(Stored entries)
┄┄┄┄┄┄┄┄┄┄

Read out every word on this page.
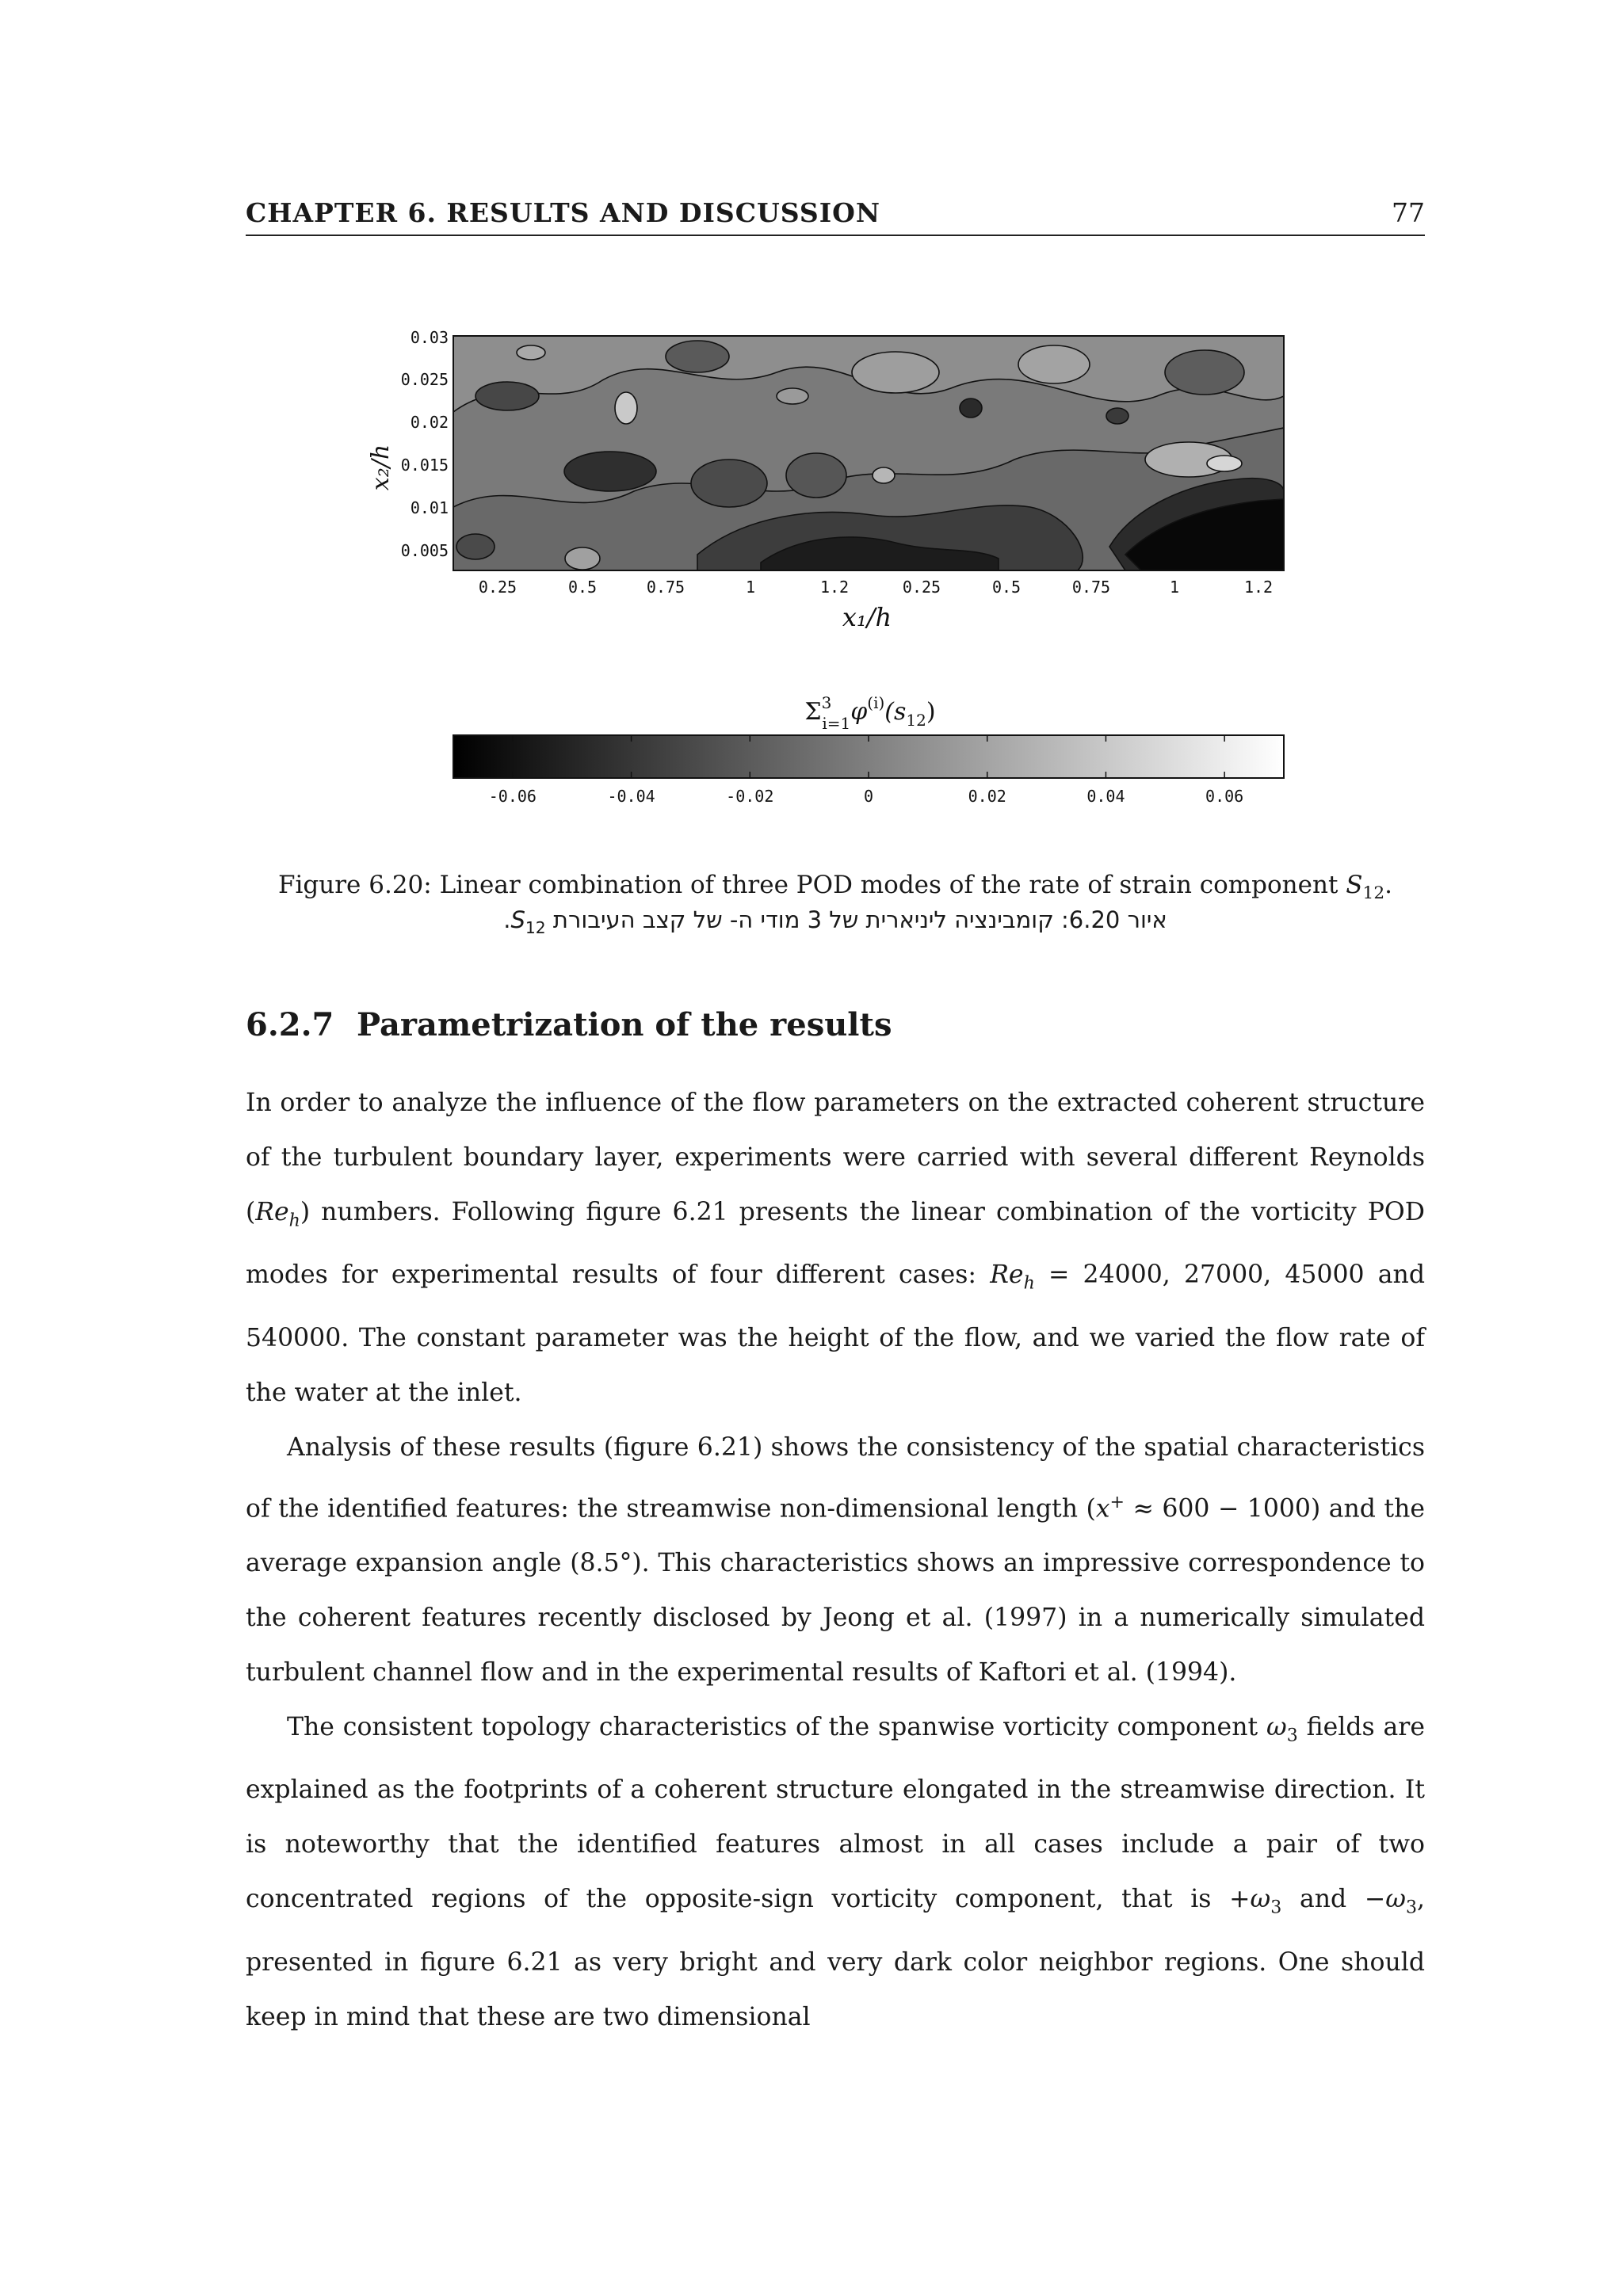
CHAPTER 6. RESULTS AND DISCUSSION	77
0.03
0.025
0.02
0.015
0.01
0.005
x₂/h
0.25	0.5	0.75	1	1.2	0.25	0.5	0.75	1	1.2
x₁/h
$\Sigma^3$ $i=1\varphi^{(i)}(s_{12})$
-0.06	-0.04	-0.02	0	0.02	0.04	0.06
Figure 6.20: Linear combination of three POD modes of the rate of strain component $S_{12}$.
איור 6.20: קומבינציה ליניארית של 3 מודי ה- של קצב העיבורת $S_{12}$.
6.2.7 Parametrization of the results

In order to analyze the influence of the flow parameters on the extracted coherent structure of the turbulent boundary layer, experiments were carried with several different Reynolds $(Re_h)$ numbers. Following figure 6.21 presents the linear combination of the vorticity POD modes for experimental results of four different cases: $Re_h = 24000$, 27000, 45000 and 540000. The constant parameter was the height of the flow, and we varied the flow rate of the water at the inlet.

Analysis of these results (figure 6.21) shows the consistency of the spatial characteristics of the identified features: the streamwise non-dimensional length (x+ ≈ 600 − 1000) and the average expansion angle (8.5°). This characteristics shows an impressive correspondence to the coherent features recently disclosed by Jeong et al. (1997) in a numerically simulated turbulent channel flow and in the experimental results of Kaftori et al. (1994).

The consistent topology characteristics of the spanwise vorticity component $\omega_3$ fields are explained as the footprints of a coherent structure elongated in the streamwise direction. It is noteworthy that the identified features almost in all cases include a pair of two concentrated regions of the opposite-sign vorticity component, that is $+\omega_3$ and $-\omega_3$, presented in figure 6.21 as very bright and very dark color neighbor regions. One should keep in mind that these are two dimensional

┄┄┄┄┄┄┄┄┄┄

Each record must be quoted in full and exactly. Do not include the pictures.

Read out every word on this page.
CHAPTER 6. RESULTS AND DISCUSSION	77
0.03
0.025
0.02
0.015
0.01
0.005
x₂/h
0.25	0.5	0.75	1	1.2	0.25	0.5	0.75	1	1.2
x₁/h
$\Sigma^3$ $i=1\varphi^{(i)}(s_{12})$
-0.06	-0.04	-0.02	0	0.02	0.04	0.06
Figure 6.20: Linear combination of three POD modes of the rate of strain component $S_{12}$.
איור 6.20: קומבינציה ליניארית של 3 מודי ה- של קצב העיבורת $S_{12}$.
6.2.7 Parametrization of the results

In order to analyze the influence of the flow parameters on the extracted coherent structure of the turbulent boundary layer, experiments were carried with several different Reynolds $(Re_h)$ numbers. Following figure 6.21 presents the linear combination of the vorticity POD modes for experimental results of four different cases: $Re_h = 24000$, 27000, 45000 and 540000. The constant parameter was the height of the flow, and we varied the flow rate of the water at the inlet.

Analysis of these results (figure 6.21) shows the consistency of the spatial characteristics of the identified features: the streamwise non-dimensional length (x+ ≈ 600 − 1000) and the average expansion angle (8.5°). This characteristics shows an impressive correspondence to the coherent features recently disclosed by Jeong et al. (1997) in a numerically simulated turbulent channel flow and in the experimental results of Kaftori et al. (1994).

The consistent topology characteristics of the spanwise vorticity component $\omega_3$ fields are explained as the footprints of a coherent structure elongated in the streamwise direction. It is noteworthy that the identified features almost in all cases include a pair of two concentrated regions of the opposite-sign vorticity component, that is $+\omega_3$ and $-\omega_3$, presented in figure 6.21 as very bright and very dark color neighbor regions. One should keep in mind that these are two dimensional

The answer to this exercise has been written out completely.